Write out the entries below once more, exactly, with the pictures left out.

Data records
* * *

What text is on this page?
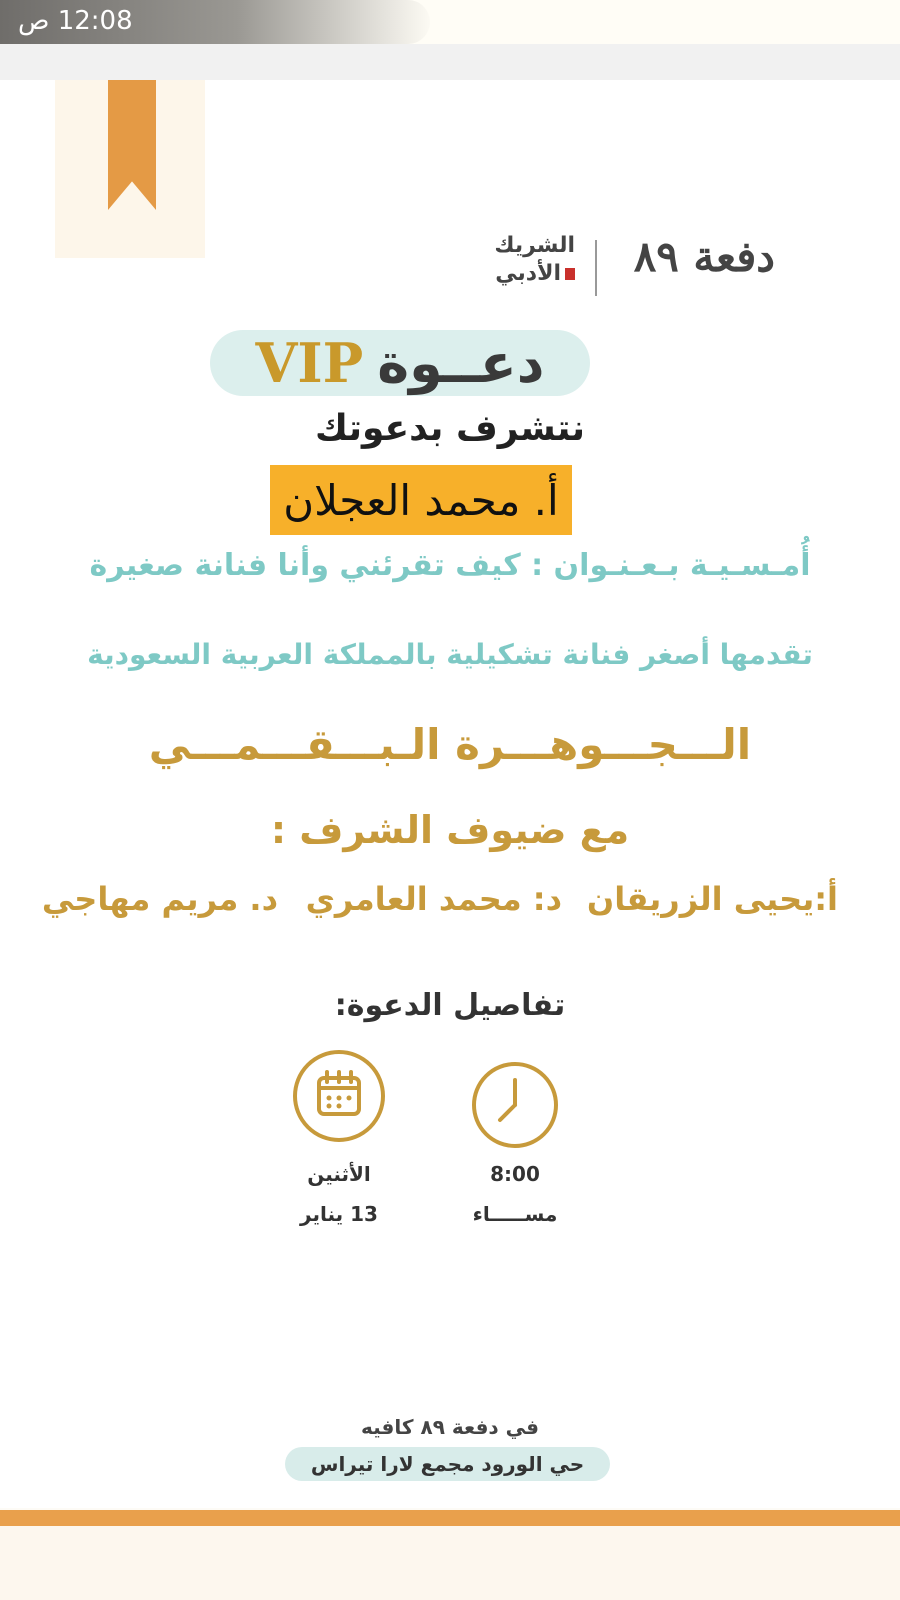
12:08 ص
الشريك
الأدبي	دفعة ٨٩
دعــوة
VIP
نتشرف بدعوتك
أ. محمد العجلان
أُمـسـيـة بـعـنـوان : كيف تقرئني وأنا فنانة صغيرة
تقدمها أصغر فنانة تشكيلية بالمملكة العربية السعودية
الـــجـــوهـــرة الـبـــقـــمـــي
مع ضيوف الشرف :
أ:يحيى الزريقان
د: محمد العامري
د. مريم مهاجي
تفاصيل الدعوة:
8:00
مســـــاء
الأثنين
13 يناير
في دفعة ٨٩ كافيه
حي الورود مجمع لارا تيراس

* * *

** EXERCISE RESPONSE **
What text is on this page?
12:08 ص
الشريك
الأدبي	دفعة ٨٩
دعــوة
VIP
نتشرف بدعوتك
أ. محمد العجلان
أُمـسـيـة بـعـنـوان : كيف تقرئني وأنا فنانة صغيرة
تقدمها أصغر فنانة تشكيلية بالمملكة العربية السعودية
الـــجـــوهـــرة الـبـــقـــمـــي
مع ضيوف الشرف :
أ:يحيى الزريقان
د: محمد العامري
د. مريم مهاجي
تفاصيل الدعوة:
8:00
مســـــاء
الأثنين
13 يناير
في دفعة ٨٩ كافيه
حي الورود مجمع لارا تيراس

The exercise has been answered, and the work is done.